#### TEXT PROVIDED
↓↓↓

[37/50] netfilter: nf_tables: atomic dump and reset for stateful objects

Message ID 20161209102432.GA986@salvia
State New
Headers show

Commit Message

Pablo Neira Ayuso Dec. 9, 2016, 10:24 a.m.
Hi Paul,

On Thu, Dec 08, 2016 at 07:40:14PM -0500, Paul Gortmaker wrote:
> On Wed, Dec 7, 2016 at 4:52 PM, Pablo Neira Ayuso <pablo@netfilter.org> wrote:

> > This patch adds a new NFT_MSG_GETOBJ_RESET command perform an atomic

> > dump-and-reset of the stateful object. This also comes with add support

> > for atomic dump and reset for counter and quota objects.

> 

> This triggered a new build failure in linux-next on parisc-32, which a

> hands-off bisect

> run lists as resulting from this:

> 

> ERROR: "__cmpxchg_u64" [net/netfilter/nft_counter.ko] undefined!

> make[2]: *** [__modpost] Error 1

> make[1]: *** [modules] Error 2

> make: *** [sub-make] Error 2

> 43da04a593d8b2626f1cf4b56efe9402f6b53652 is the first bad commit

> commit 43da04a593d8b2626f1cf4b56efe9402f6b53652

> Author: Pablo Neira Ayuso <pablo@netfilter.org>

> Date:   Mon Nov 28 00:05:44 2016 +0100

> 

>     netfilter: nf_tables: atomic dump and reset for stateful objects

> 

>     This patch adds a new NFT_MSG_GETOBJ_RESET command perform an atomic

>     dump-and-reset of the stateful object. This also comes with add support

>     for atomic dump and reset for counter and quota objects.

↑↑↑

In the netfilter patch thread, on which architecture did the new linux-next build failure appear? The records come from a separate source.

#### DATA
↓↓↓

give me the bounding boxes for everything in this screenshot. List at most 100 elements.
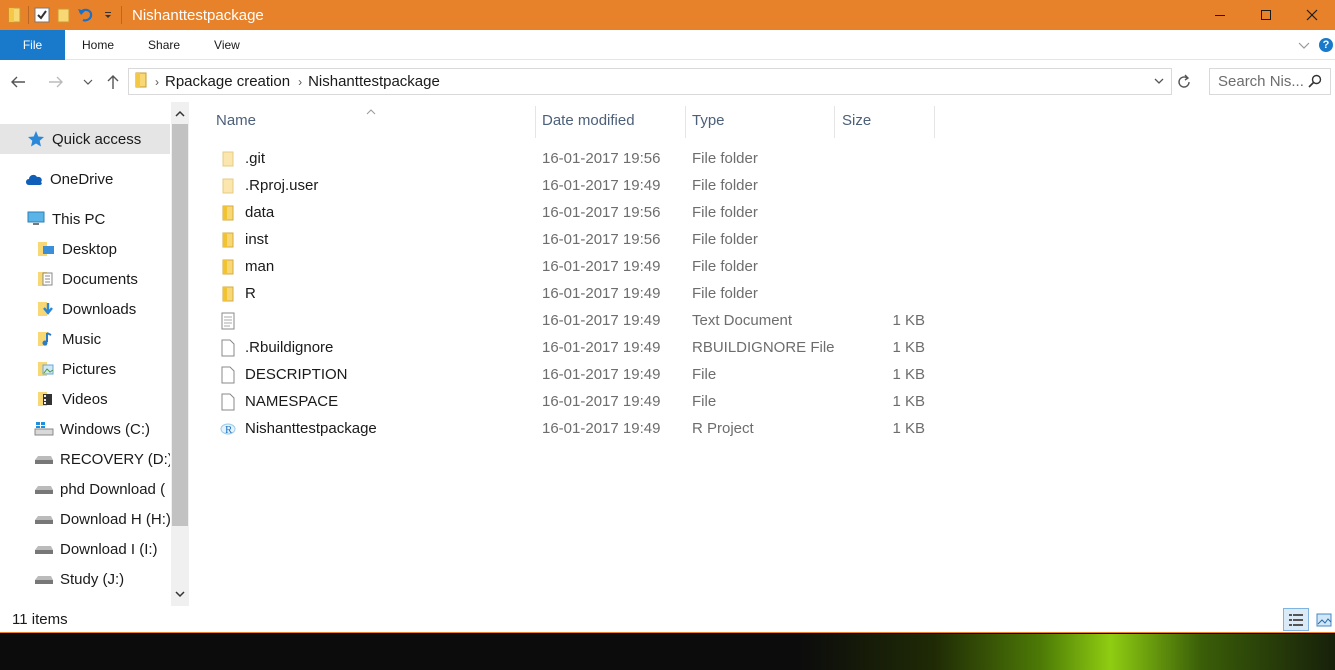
nav-item-label: Download H (H:) xyxy=(60,510,170,528)
file-size xyxy=(836,226,925,253)
nav-item-phd-download[interactable]: phd Download ( xyxy=(0,474,170,504)
search-input[interactable]: Search Nis... xyxy=(1209,68,1331,95)
help-icon[interactable]: ? xyxy=(1319,38,1333,52)
file-date: 16-01-2017 19:49 xyxy=(542,366,661,383)
nav-scrollbar-thumb[interactable] xyxy=(172,124,188,526)
nav-item-onedrive[interactable]: OneDrive xyxy=(0,164,170,194)
undo-icon[interactable] xyxy=(75,0,97,30)
address-dropdown-chevron-icon[interactable] xyxy=(1153,73,1165,92)
folder-icon xyxy=(218,230,238,250)
file-type: File xyxy=(692,393,717,410)
expand-ribbon-chevron-icon[interactable] xyxy=(1289,40,1319,50)
table-row[interactable]: man 16-01-2017 19:49 File folder xyxy=(216,253,936,280)
nav-item-pictures[interactable]: Pictures xyxy=(0,354,170,384)
nav-item-label: Music xyxy=(62,330,102,348)
tab-share[interactable]: Share xyxy=(131,30,197,60)
recent-locations-chevron-icon[interactable] xyxy=(78,72,98,92)
breadcrumb-item[interactable]: Rpackage creation xyxy=(165,73,290,90)
tab-view[interactable]: View xyxy=(197,30,257,60)
toolbar-separator xyxy=(121,6,122,24)
column-header-size[interactable]: Size xyxy=(842,106,871,134)
nav-item-label: Quick access xyxy=(52,130,142,148)
file-date: 16-01-2017 19:49 xyxy=(542,177,661,194)
file-type: File folder xyxy=(692,258,758,275)
text-document-icon xyxy=(218,311,238,331)
ribbon: File Home Share View ? xyxy=(0,29,1335,60)
nav-item-label: RECOVERY (D:) xyxy=(60,450,170,468)
tab-file[interactable]: File xyxy=(0,29,65,60)
file-date: 16-01-2017 19:49 xyxy=(542,339,661,356)
file-type: File folder xyxy=(692,150,758,167)
status-bar: 11 items xyxy=(0,606,1335,633)
nav-item-windows-c[interactable]: Windows (C:) xyxy=(0,414,170,444)
nav-item-videos[interactable]: Videos xyxy=(0,384,170,414)
customize-toolbar-dropdown-icon[interactable] xyxy=(97,0,119,30)
nav-item-label: Downloads xyxy=(62,300,137,318)
column-header-name[interactable]: Name xyxy=(216,106,256,134)
nav-item-label: Videos xyxy=(62,390,108,408)
large-icons-view-button[interactable] xyxy=(1311,608,1335,631)
nav-item-recovery-d[interactable]: RECOVERY (D:) xyxy=(0,444,170,474)
nav-item-download-i[interactable]: Download I (I:) xyxy=(0,534,170,564)
nav-item-music[interactable]: Music xyxy=(0,324,170,354)
details-view-button[interactable] xyxy=(1283,608,1309,631)
sort-ascending-caret-icon xyxy=(366,102,376,118)
tab-home[interactable]: Home xyxy=(65,30,131,60)
back-button[interactable] xyxy=(8,72,28,92)
desktop-folder-icon xyxy=(36,239,56,259)
maximize-button[interactable] xyxy=(1243,0,1289,30)
table-row[interactable]: data 16-01-2017 19:56 File folder xyxy=(216,199,936,226)
table-row[interactable]: .Rproj.user 16-01-2017 19:49 File folder xyxy=(216,172,936,199)
up-button[interactable] xyxy=(103,72,123,92)
file-type: R Project xyxy=(692,420,754,437)
nav-item-desktop[interactable]: Desktop xyxy=(0,234,170,264)
music-folder-icon xyxy=(36,329,56,349)
table-row[interactable]: 16-01-2017 19:49 Text Document 1 KB xyxy=(216,307,936,334)
column-header-type[interactable]: Type xyxy=(692,106,725,134)
table-row[interactable]: .git 16-01-2017 19:56 File folder xyxy=(216,145,936,172)
nav-item-quick-access[interactable]: Quick access xyxy=(0,124,170,154)
breadcrumb-separator-icon[interactable]: › xyxy=(155,75,159,89)
scroll-down-arrow-icon[interactable] xyxy=(171,584,189,604)
nav-item-study-j[interactable]: Study (J:) xyxy=(0,564,170,594)
file-size xyxy=(836,145,925,172)
column-divider[interactable] xyxy=(834,106,835,138)
forward-button[interactable] xyxy=(46,72,66,92)
column-divider[interactable] xyxy=(535,106,536,138)
table-row[interactable]: R 16-01-2017 19:49 File folder xyxy=(216,280,936,307)
nav-item-downloads[interactable]: Downloads xyxy=(0,294,170,324)
breadcrumb-separator-icon[interactable]: › xyxy=(298,75,302,89)
ribbon-right-controls: ? xyxy=(1289,30,1335,60)
nav-item-this-pc[interactable]: This PC xyxy=(0,204,170,234)
file-name: inst xyxy=(245,231,269,248)
refresh-icon[interactable] xyxy=(1174,72,1194,92)
window-controls xyxy=(1197,0,1335,30)
computer-icon xyxy=(26,209,46,229)
nav-item-label: Desktop xyxy=(62,240,118,258)
file-name: .Rbuildignore xyxy=(245,339,334,356)
address-bar[interactable]: › Rpackage creation › Nishanttestpackage xyxy=(128,68,1172,95)
scroll-up-arrow-icon[interactable] xyxy=(171,104,189,124)
breadcrumb-item[interactable]: Nishanttestpackage xyxy=(308,73,440,90)
table-row[interactable]: inst 16-01-2017 19:56 File folder xyxy=(216,226,936,253)
column-divider[interactable] xyxy=(934,106,935,138)
file-date: 16-01-2017 19:49 xyxy=(542,393,661,410)
table-row[interactable]: NAMESPACE 16-01-2017 19:49 File 1 KB xyxy=(216,388,936,415)
new-folder-icon[interactable] xyxy=(53,0,75,30)
folder-icon xyxy=(218,203,238,223)
file-name: data xyxy=(245,204,275,221)
toolbar-separator xyxy=(28,6,29,24)
file-size xyxy=(836,199,925,226)
table-row[interactable]: R Nishanttestpackage 16-01-2017 19:49 R P… xyxy=(216,415,936,442)
properties-icon[interactable] xyxy=(31,0,53,30)
column-header-date-modified[interactable]: Date modified xyxy=(542,106,635,134)
close-button[interactable] xyxy=(1289,0,1335,30)
table-row[interactable]: .Rbuildignore 16-01-2017 19:49 RBUILDIGN… xyxy=(216,334,936,361)
nav-item-documents[interactable]: Documents xyxy=(0,264,170,294)
table-row[interactable]: DESCRIPTION 16-01-2017 19:49 File 1 KB xyxy=(216,361,936,388)
minimize-button[interactable] xyxy=(1197,0,1243,30)
nav-item-download-h[interactable]: Download H (H:) xyxy=(0,504,170,534)
folder-icon xyxy=(4,0,26,30)
file-size: 1 KB xyxy=(892,312,925,329)
column-divider[interactable] xyxy=(685,106,686,138)
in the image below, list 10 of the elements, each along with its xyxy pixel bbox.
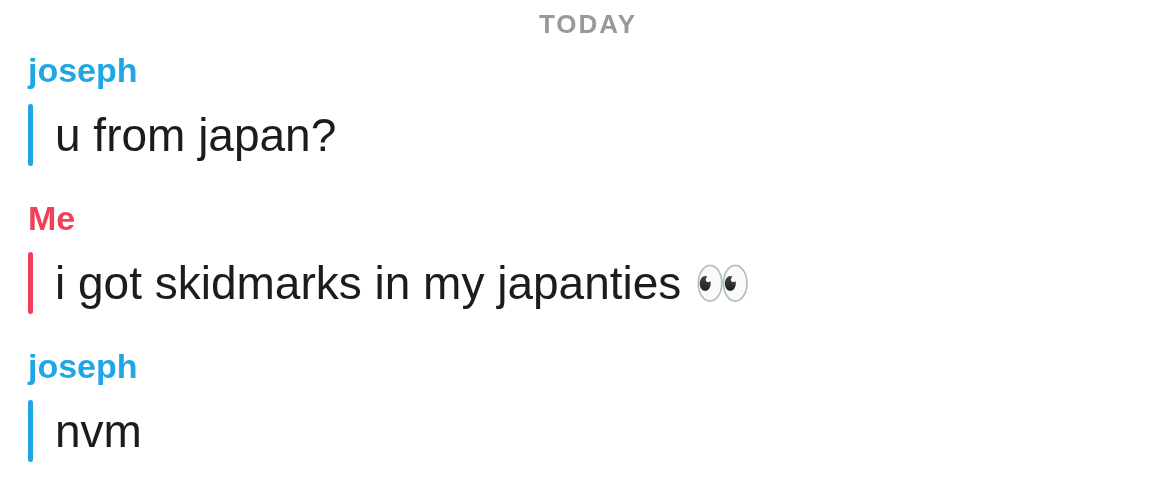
sender-name: joseph <box>28 346 138 386</box>
sender-name: joseph <box>28 50 138 90</box>
sender-name: Me <box>28 198 76 238</box>
date-header: TODAY <box>538 8 638 40</box>
message-bar <box>28 400 33 462</box>
message-bar <box>28 104 33 166</box>
message-text: i got skidmarks in my japanties 👀 <box>55 256 752 311</box>
message-text: nvm <box>55 404 142 459</box>
message-text: u from japan? <box>55 108 337 163</box>
message-bar <box>28 252 33 314</box>
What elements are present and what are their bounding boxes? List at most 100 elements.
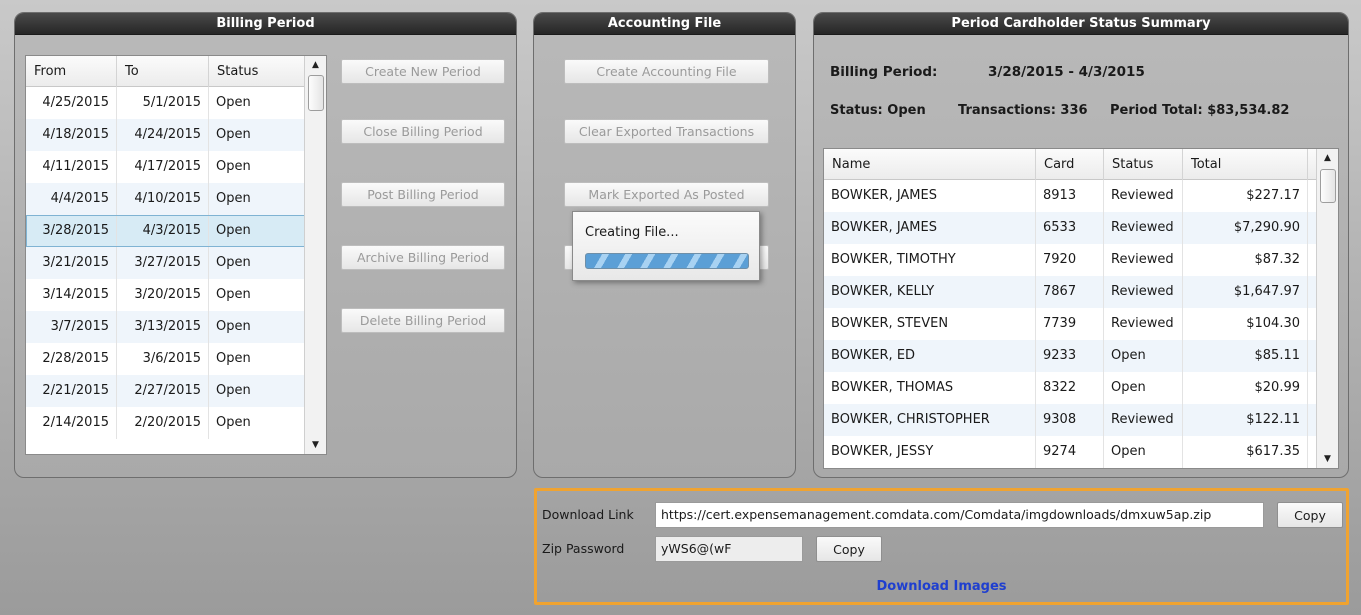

↑↑↑

#### THE OUTPUT
parisc-32